--- BEGIN RECORDED INFORMATION ---

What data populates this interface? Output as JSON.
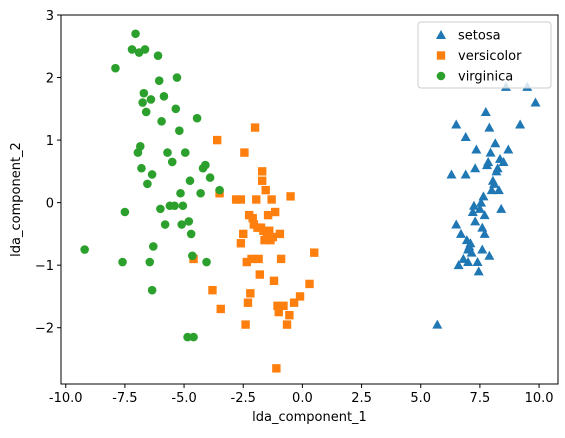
{
  "chart_data": {
    "type": "scatter",
    "title": "",
    "xlabel": "lda_component_1",
    "ylabel": "lda_component_2",
    "xlim": [
      -10.2,
      10.8
    ],
    "ylim": [
      -2.9,
      3.0
    ],
    "xticks": [
      -10.0,
      -7.5,
      -5.0,
      -2.5,
      0.0,
      2.5,
      5.0,
      7.5,
      10.0
    ],
    "yticks": [
      -2,
      -1,
      0,
      1,
      2,
      3
    ],
    "grid": false,
    "legend_position": "top-right",
    "series": [
      {
        "name": "setosa",
        "marker": "triangle",
        "color": "#1f77b4",
        "points": [
          [
            5.7,
            -1.95
          ],
          [
            6.3,
            0.45
          ],
          [
            6.5,
            1.25
          ],
          [
            6.5,
            -0.35
          ],
          [
            6.6,
            -1.0
          ],
          [
            6.7,
            -0.5
          ],
          [
            6.8,
            -0.9
          ],
          [
            6.9,
            0.45
          ],
          [
            6.9,
            1.05
          ],
          [
            6.95,
            -0.6
          ],
          [
            7.0,
            -0.75
          ],
          [
            7.0,
            -0.95
          ],
          [
            7.05,
            -0.7
          ],
          [
            7.1,
            -0.65
          ],
          [
            7.15,
            -0.8
          ],
          [
            7.2,
            -0.15
          ],
          [
            7.25,
            -0.05
          ],
          [
            7.3,
            -0.3
          ],
          [
            7.3,
            0.55
          ],
          [
            7.35,
            0.85
          ],
          [
            7.4,
            -0.95
          ],
          [
            7.45,
            -1.1
          ],
          [
            7.5,
            -0.1
          ],
          [
            7.55,
            0.0
          ],
          [
            7.6,
            -0.4
          ],
          [
            7.6,
            -0.75
          ],
          [
            7.65,
            0.1
          ],
          [
            7.7,
            -0.5
          ],
          [
            7.7,
            -0.2
          ],
          [
            7.75,
            1.45
          ],
          [
            7.8,
            0.6
          ],
          [
            7.85,
            0.65
          ],
          [
            7.9,
            -0.85
          ],
          [
            7.9,
            1.2
          ],
          [
            7.95,
            0.8
          ],
          [
            8.0,
            0.2
          ],
          [
            8.05,
            0.35
          ],
          [
            8.1,
            0.3
          ],
          [
            8.15,
            0.95
          ],
          [
            8.2,
            0.5
          ],
          [
            8.25,
            0.55
          ],
          [
            8.3,
            0.2
          ],
          [
            8.35,
            0.7
          ],
          [
            8.4,
            -0.1
          ],
          [
            8.5,
            0.65
          ],
          [
            8.6,
            1.85
          ],
          [
            8.7,
            0.85
          ],
          [
            9.2,
            1.25
          ],
          [
            9.5,
            1.85
          ],
          [
            9.85,
            1.6
          ]
        ]
      },
      {
        "name": "versicolor",
        "marker": "square",
        "color": "#ff7f0e",
        "points": [
          [
            -4.6,
            -0.9
          ],
          [
            -3.8,
            -1.4
          ],
          [
            -3.6,
            1.0
          ],
          [
            -3.5,
            0.15
          ],
          [
            -3.45,
            -1.7
          ],
          [
            -2.8,
            0.05
          ],
          [
            -2.6,
            0.05
          ],
          [
            -2.6,
            -0.65
          ],
          [
            -2.5,
            -0.5
          ],
          [
            -2.45,
            0.8
          ],
          [
            -2.4,
            -1.95
          ],
          [
            -2.35,
            -0.95
          ],
          [
            -2.3,
            -1.6
          ],
          [
            -2.25,
            -0.2
          ],
          [
            -2.2,
            -1.45
          ],
          [
            -2.15,
            -0.9
          ],
          [
            -2.1,
            -0.25
          ],
          [
            -2.05,
            -0.35
          ],
          [
            -2.0,
            1.2
          ],
          [
            -1.95,
            0.05
          ],
          [
            -1.9,
            -0.4
          ],
          [
            -1.85,
            -0.9
          ],
          [
            -1.8,
            -1.15
          ],
          [
            -1.75,
            -0.4
          ],
          [
            -1.7,
            0.5
          ],
          [
            -1.7,
            0.35
          ],
          [
            -1.65,
            -0.45
          ],
          [
            -1.6,
            -0.6
          ],
          [
            -1.55,
            0.2
          ],
          [
            -1.5,
            -0.5
          ],
          [
            -1.45,
            -0.2
          ],
          [
            -1.4,
            -0.45
          ],
          [
            -1.35,
            -0.6
          ],
          [
            -1.3,
            0.05
          ],
          [
            -1.25,
            -0.55
          ],
          [
            -1.2,
            -1.25
          ],
          [
            -1.15,
            -0.15
          ],
          [
            -1.1,
            -2.65
          ],
          [
            -1.05,
            -1.65
          ],
          [
            -1.0,
            -1.75
          ],
          [
            -0.95,
            -0.5
          ],
          [
            -0.9,
            -0.9
          ],
          [
            -0.8,
            -1.65
          ],
          [
            -0.65,
            -1.95
          ],
          [
            -0.55,
            -1.8
          ],
          [
            -0.5,
            0.1
          ],
          [
            -0.35,
            -1.6
          ],
          [
            -0.1,
            -1.5
          ],
          [
            0.3,
            -1.3
          ],
          [
            0.5,
            -0.8
          ]
        ]
      },
      {
        "name": "virginica",
        "marker": "circle",
        "color": "#2ca02c",
        "points": [
          [
            -9.2,
            -0.75
          ],
          [
            -7.9,
            2.15
          ],
          [
            -7.6,
            -0.95
          ],
          [
            -7.5,
            -0.15
          ],
          [
            -7.2,
            2.45
          ],
          [
            -7.05,
            2.7
          ],
          [
            -6.95,
            0.8
          ],
          [
            -6.9,
            2.4
          ],
          [
            -6.85,
            0.9
          ],
          [
            -6.8,
            0.55
          ],
          [
            -6.75,
            1.6
          ],
          [
            -6.7,
            1.75
          ],
          [
            -6.65,
            2.45
          ],
          [
            -6.6,
            1.45
          ],
          [
            -6.55,
            0.3
          ],
          [
            -6.45,
            -0.95
          ],
          [
            -6.4,
            1.65
          ],
          [
            -6.35,
            0.45
          ],
          [
            -6.35,
            -1.4
          ],
          [
            -6.3,
            -0.7
          ],
          [
            -6.1,
            2.35
          ],
          [
            -6.05,
            1.95
          ],
          [
            -6.0,
            -0.1
          ],
          [
            -5.95,
            1.3
          ],
          [
            -5.85,
            1.7
          ],
          [
            -5.8,
            -0.35
          ],
          [
            -5.7,
            0.8
          ],
          [
            -5.6,
            -0.05
          ],
          [
            -5.5,
            0.65
          ],
          [
            -5.4,
            -0.05
          ],
          [
            -5.35,
            1.5
          ],
          [
            -5.3,
            2.0
          ],
          [
            -5.2,
            1.15
          ],
          [
            -5.15,
            0.15
          ],
          [
            -5.1,
            -0.35
          ],
          [
            -5.05,
            -0.05
          ],
          [
            -4.95,
            0.8
          ],
          [
            -4.85,
            -2.15
          ],
          [
            -4.8,
            -0.3
          ],
          [
            -4.75,
            0.35
          ],
          [
            -4.7,
            -0.5
          ],
          [
            -4.65,
            -0.85
          ],
          [
            -4.45,
            1.35
          ],
          [
            -4.3,
            0.15
          ],
          [
            -4.2,
            0.55
          ],
          [
            -4.1,
            0.6
          ],
          [
            -4.05,
            -0.95
          ],
          [
            -3.9,
            0.4
          ],
          [
            -3.5,
            0.2
          ],
          [
            -4.6,
            -2.15
          ]
        ]
      }
    ]
  }
}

--- END RECORDED INFORMATION ---

**AIM**.
Pull out all lines in the data above that include "name".

**FINISHED ANSWER**.
        "name": "setosa",
        "name": "versicolor",
        "name": "virginica",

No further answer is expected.